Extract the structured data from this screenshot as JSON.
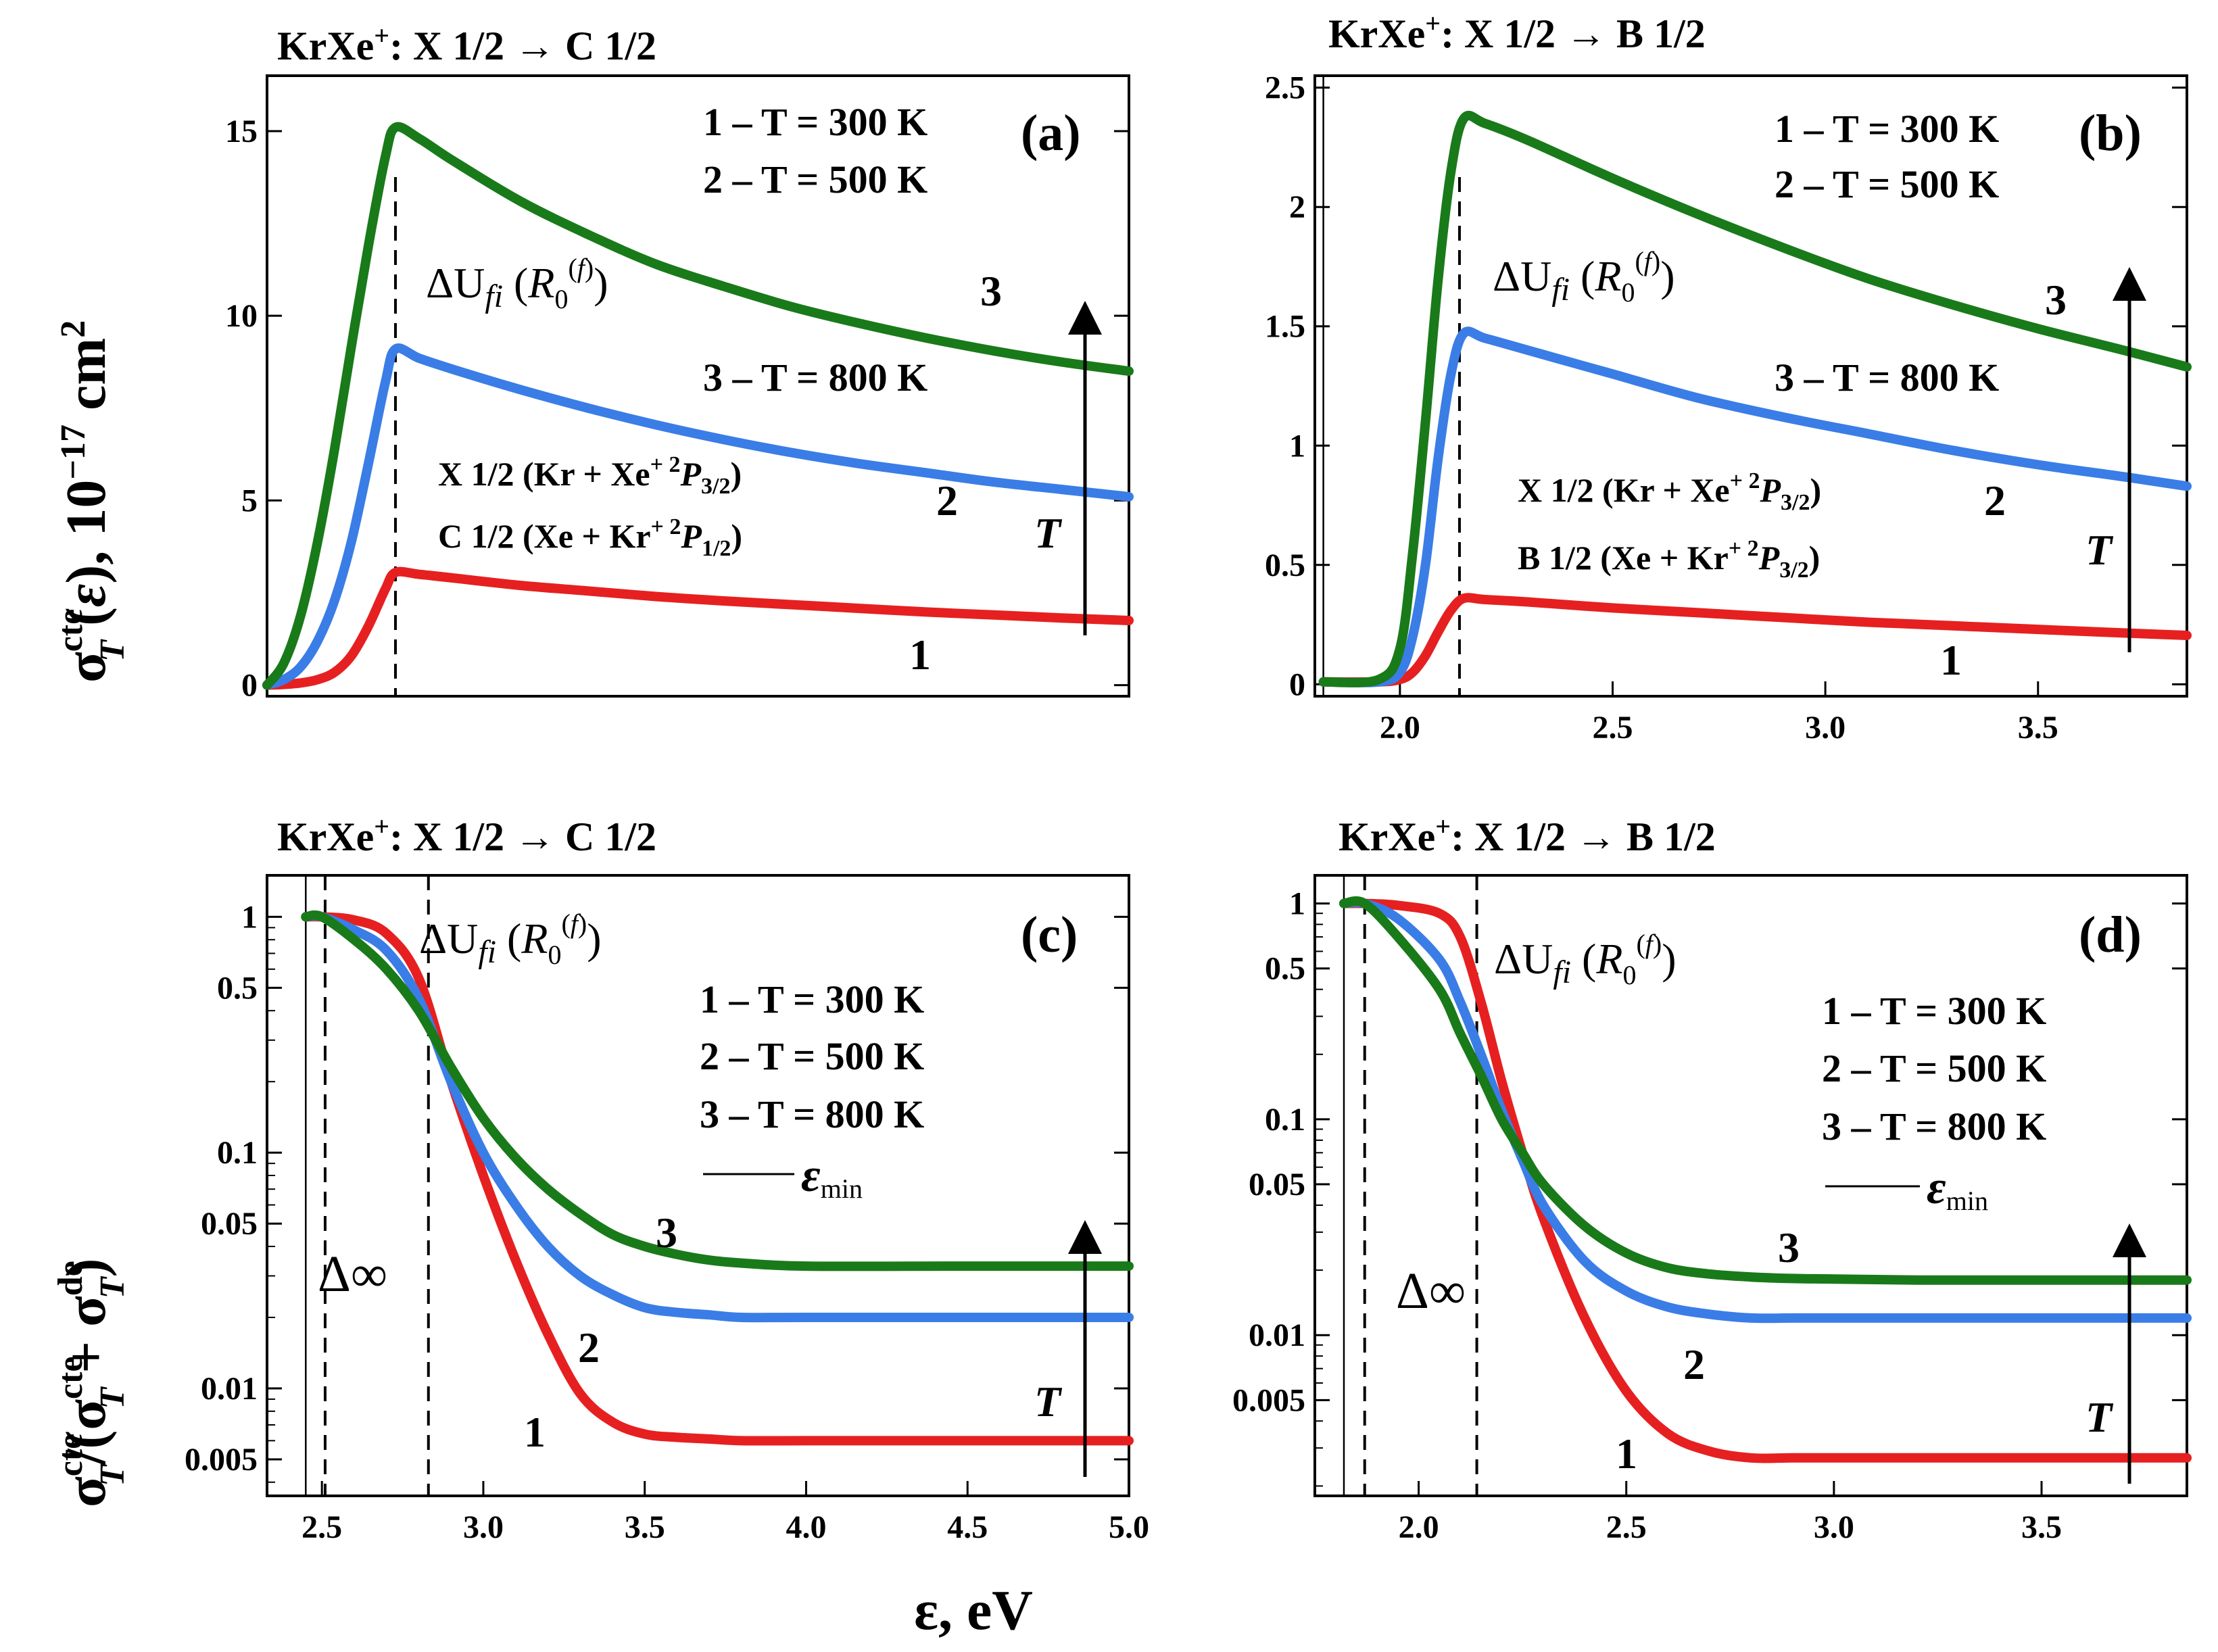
{
  "figure": {
    "x_axis_label": "ε, eV",
    "y_axis_label_top": "σTcte (ε), 10−17 cm2",
    "y_axis_label_bottom": "σTcte/(σTcte + σTde)"
  },
  "colors": {
    "series1": "#e62020",
    "series2": "#3a7de6",
    "series3": "#197a19",
    "axis": "#000000"
  },
  "chart_data": [
    {
      "id": "a",
      "type": "line",
      "title": "KrXe+: X 1/2 → C 1/2",
      "panel_label": "(a)",
      "xlim": [
        2.45,
        5.0
      ],
      "ylim": [
        -0.3,
        16.5
      ],
      "yscale": "linear",
      "xticks": [],
      "yticks": [
        0,
        5,
        10,
        15
      ],
      "x": [
        2.45,
        2.5,
        2.55,
        2.6,
        2.65,
        2.7,
        2.75,
        2.8,
        2.83,
        2.9,
        3.0,
        3.2,
        3.4,
        3.6,
        3.8,
        4.0,
        4.2,
        4.4,
        4.6,
        4.8,
        5.0
      ],
      "series": [
        {
          "name": "1 – T = 300 K",
          "label": "1",
          "values": [
            0,
            0.02,
            0.06,
            0.15,
            0.35,
            0.8,
            1.6,
            2.6,
            3.05,
            3.0,
            2.9,
            2.7,
            2.55,
            2.4,
            2.28,
            2.18,
            2.08,
            1.98,
            1.9,
            1.82,
            1.75
          ]
        },
        {
          "name": "2 – T = 500 K",
          "label": "2",
          "values": [
            0,
            0.15,
            0.5,
            1.2,
            2.3,
            3.9,
            6.0,
            8.2,
            9.1,
            8.85,
            8.55,
            8.0,
            7.5,
            7.05,
            6.65,
            6.3,
            6.0,
            5.75,
            5.5,
            5.3,
            5.1
          ]
        },
        {
          "name": "3 – T = 800 K",
          "label": "3",
          "values": [
            0,
            0.6,
            1.9,
            3.9,
            6.4,
            9.2,
            11.9,
            14.3,
            15.1,
            14.8,
            14.2,
            13.1,
            12.2,
            11.4,
            10.8,
            10.25,
            9.8,
            9.4,
            9.05,
            8.75,
            8.5
          ]
        }
      ],
      "vline_solid": 2.45,
      "vlines_dashed": [
        2.83
      ],
      "annotations": {
        "delta_u": "ΔUfi (R0(f))",
        "config_x": "X 1/2 (Kr + Xe+ 2P3/2)",
        "config_y": "C 1/2 (Xe + Kr+ 2P1/2)",
        "t_arrow": "T"
      }
    },
    {
      "id": "b",
      "type": "line",
      "title": "KrXe+: X 1/2 → B 1/2",
      "panel_label": "(b)",
      "xlim": [
        1.8,
        3.85
      ],
      "ylim": [
        -0.05,
        2.55
      ],
      "yscale": "linear",
      "xticks": [
        2.0,
        2.5,
        3.0,
        3.5
      ],
      "yticks": [
        0,
        0.5,
        1,
        1.5,
        2,
        2.5
      ],
      "x": [
        1.82,
        1.95,
        2.0,
        2.03,
        2.06,
        2.09,
        2.12,
        2.15,
        2.2,
        2.3,
        2.5,
        2.7,
        2.9,
        3.1,
        3.3,
        3.5,
        3.7,
        3.85
      ],
      "series": [
        {
          "name": "1 – T = 300 K",
          "label": "1",
          "values": [
            0.01,
            0.01,
            0.02,
            0.05,
            0.12,
            0.22,
            0.31,
            0.36,
            0.355,
            0.345,
            0.32,
            0.3,
            0.28,
            0.26,
            0.245,
            0.23,
            0.215,
            0.205
          ]
        },
        {
          "name": "2 – T = 500 K",
          "label": "2",
          "values": [
            0.01,
            0.01,
            0.05,
            0.2,
            0.5,
            0.95,
            1.3,
            1.47,
            1.45,
            1.4,
            1.3,
            1.2,
            1.12,
            1.05,
            0.98,
            0.92,
            0.87,
            0.83
          ]
        },
        {
          "name": "3 – T = 800 K",
          "label": "3",
          "values": [
            0.01,
            0.02,
            0.15,
            0.55,
            1.1,
            1.7,
            2.15,
            2.37,
            2.35,
            2.28,
            2.12,
            1.97,
            1.83,
            1.7,
            1.59,
            1.49,
            1.4,
            1.33
          ]
        }
      ],
      "vline_solid": 1.82,
      "vlines_dashed": [
        2.14
      ],
      "annotations": {
        "delta_u": "ΔUfi (R0(f))",
        "config_x": "X 1/2 (Kr + Xe+ 2P3/2)",
        "config_y": "B 1/2 (Xe + Kr+ 2P3/2)",
        "t_arrow": "T"
      }
    },
    {
      "id": "c",
      "type": "line",
      "title": "KrXe+: X 1/2 → C 1/2",
      "panel_label": "(c)",
      "xlim": [
        2.33,
        5.0
      ],
      "ylim": [
        0.0035,
        1.5
      ],
      "yscale": "log",
      "xticks": [
        2.5,
        3.0,
        3.5,
        4.0,
        4.5,
        5.0
      ],
      "yticks": [
        0.005,
        0.01,
        0.05,
        0.1,
        0.5,
        1
      ],
      "ytick_labels": [
        "0.005",
        "0.01",
        "0.05",
        "0.1",
        "0.5",
        "1"
      ],
      "x": [
        2.45,
        2.5,
        2.6,
        2.7,
        2.8,
        2.9,
        3.0,
        3.1,
        3.2,
        3.3,
        3.4,
        3.5,
        3.6,
        3.7,
        3.8,
        4.0,
        4.5,
        5.0
      ],
      "series": [
        {
          "name": "1 – T = 300 K",
          "label": "1",
          "values": [
            1,
            1,
            0.97,
            0.85,
            0.55,
            0.2,
            0.08,
            0.035,
            0.017,
            0.0095,
            0.0072,
            0.0064,
            0.0062,
            0.0061,
            0.006,
            0.006,
            0.006,
            0.006
          ]
        },
        {
          "name": "2 – T = 500 K",
          "label": "2",
          "values": [
            1,
            1,
            0.88,
            0.72,
            0.45,
            0.2,
            0.1,
            0.06,
            0.04,
            0.03,
            0.025,
            0.022,
            0.021,
            0.0205,
            0.02,
            0.02,
            0.02,
            0.02
          ]
        },
        {
          "name": "3 – T = 800 K",
          "label": "3",
          "values": [
            1,
            1,
            0.8,
            0.6,
            0.4,
            0.23,
            0.14,
            0.095,
            0.07,
            0.055,
            0.045,
            0.04,
            0.037,
            0.035,
            0.034,
            0.033,
            0.033,
            0.033
          ]
        }
      ],
      "vline_solid": 2.45,
      "vlines_dashed": [
        2.51,
        2.83
      ],
      "annotations": {
        "delta_u": "ΔUfi (R0(f))",
        "delta_inf": "Δ∞",
        "legend_min": "εmin",
        "t_arrow": "T"
      }
    },
    {
      "id": "d",
      "type": "line",
      "title": "KrXe+: X 1/2 → B 1/2",
      "panel_label": "(d)",
      "xlim": [
        1.75,
        3.85
      ],
      "ylim": [
        0.0018,
        1.35
      ],
      "yscale": "log",
      "xticks": [
        2.0,
        2.5,
        3.0,
        3.5
      ],
      "yticks": [
        0.005,
        0.01,
        0.05,
        0.1,
        0.5,
        1
      ],
      "ytick_labels": [
        "0.005",
        "0.01",
        "0.05",
        "0.1",
        "0.5",
        "1"
      ],
      "x": [
        1.82,
        1.87,
        1.95,
        2.05,
        2.1,
        2.15,
        2.2,
        2.25,
        2.3,
        2.4,
        2.5,
        2.6,
        2.7,
        2.8,
        2.9,
        3.0,
        3.2,
        3.5,
        3.85
      ],
      "series": [
        {
          "name": "1 – T = 300 K",
          "label": "1",
          "values": [
            1,
            1,
            0.98,
            0.9,
            0.7,
            0.35,
            0.15,
            0.07,
            0.035,
            0.012,
            0.0055,
            0.0035,
            0.0029,
            0.0027,
            0.0027,
            0.0027,
            0.0027,
            0.0027,
            0.0027
          ]
        },
        {
          "name": "2 – T = 500 K",
          "label": "2",
          "values": [
            1,
            1,
            0.85,
            0.55,
            0.35,
            0.2,
            0.11,
            0.065,
            0.04,
            0.022,
            0.016,
            0.0135,
            0.0125,
            0.012,
            0.012,
            0.012,
            0.012,
            0.012,
            0.012
          ]
        },
        {
          "name": "3 – T = 800 K",
          "label": "3",
          "values": [
            1,
            1,
            0.7,
            0.4,
            0.25,
            0.16,
            0.1,
            0.07,
            0.05,
            0.032,
            0.024,
            0.0205,
            0.0192,
            0.0186,
            0.0183,
            0.0182,
            0.018,
            0.018,
            0.018
          ]
        }
      ],
      "vline_solid": 1.82,
      "vlines_dashed": [
        1.87,
        2.14
      ],
      "annotations": {
        "delta_u": "ΔUfi (R0(f))",
        "delta_inf": "Δ∞",
        "legend_min": "εmin",
        "t_arrow": "T"
      }
    }
  ]
}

# SHORT TASK
Find every line that holds "σTcte" and copy it.

# SOLUTION FOR THIS EXERCISE
    "y_axis_label_top": "σTcte (ε), 10−17 cm2",
    "y_axis_label_bottom": "σTcte/(σTcte + σTde)"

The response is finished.